▸ **INSTRUCTION**
Check every line of the data below for the string "JSON", and copy the ones that hold it.

▸ **DATA**
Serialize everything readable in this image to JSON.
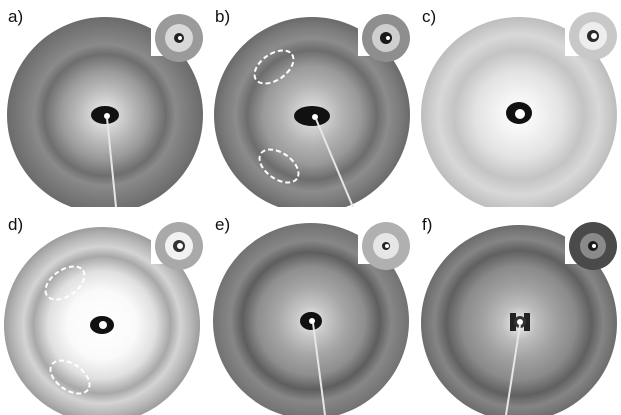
{
  "panels": [
    {
      "label": "a)",
      "tone": "dark-rings",
      "annotated": false
    },
    {
      "label": "b)",
      "tone": "dark-rings",
      "annotated": true
    },
    {
      "label": "c)",
      "tone": "light-rings",
      "annotated": false
    },
    {
      "label": "d)",
      "tone": "light-rings",
      "annotated": true
    },
    {
      "label": "e)",
      "tone": "dark-rings",
      "annotated": false
    },
    {
      "label": "f)",
      "tone": "dark-rings",
      "annotated": false
    }
  ]
}
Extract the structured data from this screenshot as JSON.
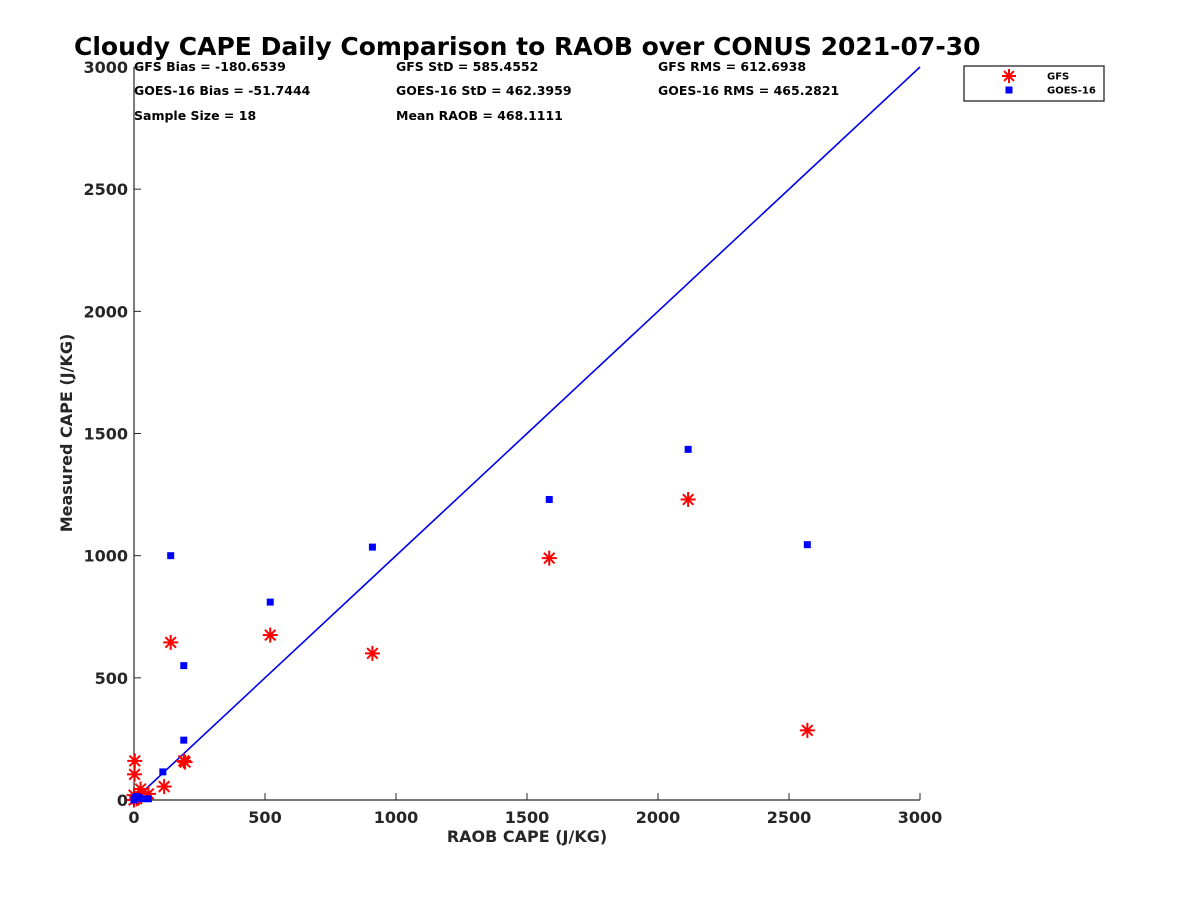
{
  "chart_data": {
    "type": "scatter",
    "title": "Cloudy CAPE Daily Comparison to RAOB over CONUS 2021-07-30",
    "xlabel": "RAOB CAPE (J/KG)",
    "ylabel": "Measured CAPE (J/KG)",
    "xlim": [
      0,
      3000
    ],
    "ylim": [
      0,
      3000
    ],
    "x_ticks": [
      0,
      500,
      1000,
      1500,
      2000,
      2500,
      3000
    ],
    "y_ticks": [
      0,
      500,
      1000,
      1500,
      2000,
      2500,
      3000
    ],
    "x_tick_labels": [
      "0",
      "500",
      "1000",
      "1500",
      "2000",
      "2500",
      "3000"
    ],
    "y_tick_labels": [
      "0",
      "500",
      "1000",
      "1500",
      "2000",
      "2500",
      "3000"
    ],
    "grid": false,
    "legend_position": "top-right",
    "reference_line": {
      "from": [
        0,
        0
      ],
      "to": [
        3000,
        3000
      ],
      "color": "#0000ee"
    },
    "stats": [
      {
        "label": "GFS Bias = -180.6539"
      },
      {
        "label": "GFS StD = 585.4552"
      },
      {
        "label": "GFS RMS = 612.6938"
      },
      {
        "label": "GOES-16 Bias = -51.7444"
      },
      {
        "label": "GOES-16 StD = 462.3959"
      },
      {
        "label": "GOES-16 RMS = 465.2821"
      },
      {
        "label": "Sample Size = 18"
      },
      {
        "label": "Mean RAOB = 468.1111"
      }
    ],
    "series": [
      {
        "name": "GFS",
        "marker": "asterisk",
        "color": "#ff0000",
        "points": [
          [
            0,
            0
          ],
          [
            0,
            20
          ],
          [
            2,
            105
          ],
          [
            3,
            160
          ],
          [
            10,
            5
          ],
          [
            20,
            15
          ],
          [
            25,
            45
          ],
          [
            55,
            25
          ],
          [
            115,
            55
          ],
          [
            140,
            645
          ],
          [
            190,
            160
          ],
          [
            195,
            155
          ],
          [
            520,
            675
          ],
          [
            910,
            600
          ],
          [
            1585,
            990
          ],
          [
            2115,
            1230
          ],
          [
            2570,
            285
          ]
        ]
      },
      {
        "name": "GOES-16",
        "marker": "square",
        "color": "#0000ff",
        "points": [
          [
            0,
            0
          ],
          [
            2,
            5
          ],
          [
            5,
            10
          ],
          [
            10,
            15
          ],
          [
            20,
            10
          ],
          [
            30,
            5
          ],
          [
            55,
            5
          ],
          [
            110,
            115
          ],
          [
            140,
            1000
          ],
          [
            190,
            550
          ],
          [
            190,
            245
          ],
          [
            520,
            810
          ],
          [
            910,
            1035
          ],
          [
            1585,
            1230
          ],
          [
            2115,
            1435
          ],
          [
            2570,
            1045
          ]
        ]
      }
    ]
  }
}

▸ **ANSWER IN FULL**
Serialize everything readable in this image to JSON.
Extract the structured data from this screenshot as JSON.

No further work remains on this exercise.